## Provided information
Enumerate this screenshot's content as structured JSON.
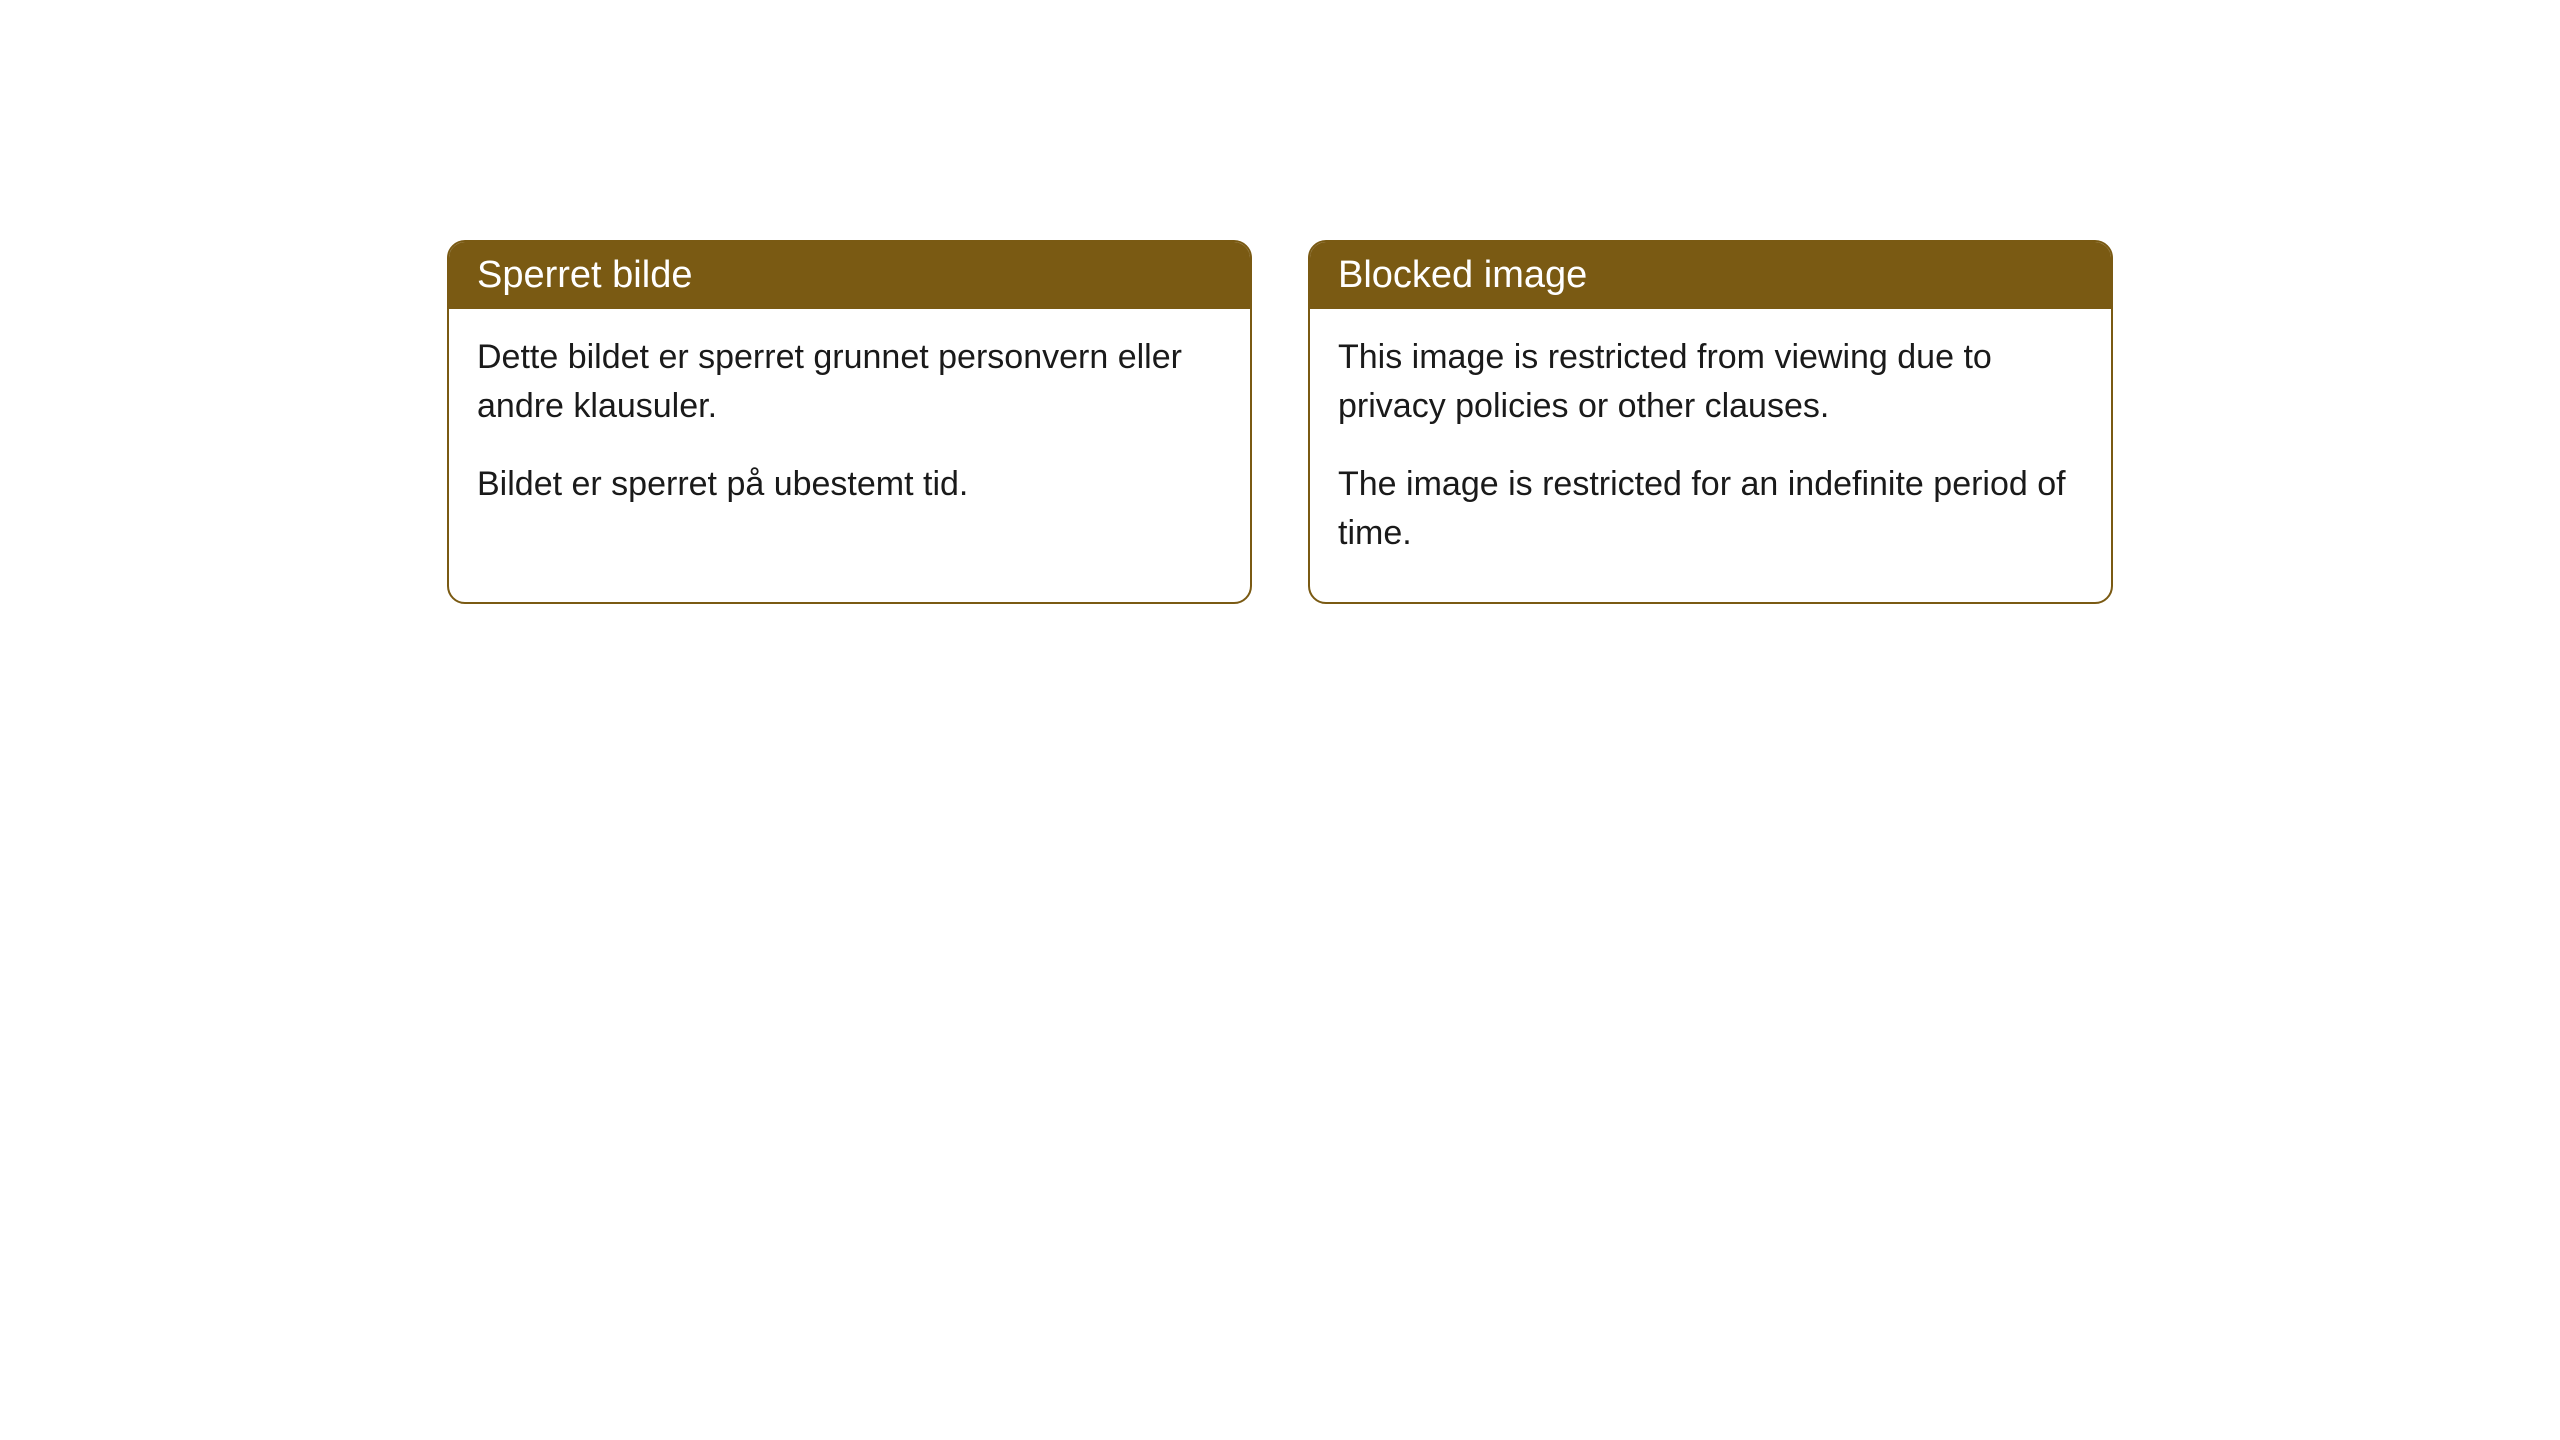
{
  "cards": [
    {
      "title": "Sperret bilde",
      "paragraph1": "Dette bildet er sperret grunnet personvern eller andre klausuler.",
      "paragraph2": "Bildet er sperret på ubestemt tid."
    },
    {
      "title": "Blocked image",
      "paragraph1": "This image is restricted from viewing due to privacy policies or other clauses.",
      "paragraph2": "The image is restricted for an indefinite period of time."
    }
  ],
  "colors": {
    "header_bg": "#7a5a13",
    "header_text": "#ffffff",
    "border": "#7a5a13",
    "body_bg": "#ffffff",
    "body_text": "#1a1a1a"
  }
}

## Exercise prompt
Make a verbatim copy of all the entries and strip out the pictures.

## Result of the exercise
Enumerate this screenshot's content as structured JSON.
{
  "cards": [
    {
      "title": "Sperret bilde",
      "paragraph1": "Dette bildet er sperret grunnet personvern eller andre klausuler.",
      "paragraph2": "Bildet er sperret på ubestemt tid."
    },
    {
      "title": "Blocked image",
      "paragraph1": "This image is restricted from viewing due to privacy policies or other clauses.",
      "paragraph2": "The image is restricted for an indefinite period of time."
    }
  ],
  "colors": {
    "header_bg": "#7a5a13",
    "header_text": "#ffffff",
    "border": "#7a5a13",
    "body_bg": "#ffffff",
    "body_text": "#1a1a1a"
  }
}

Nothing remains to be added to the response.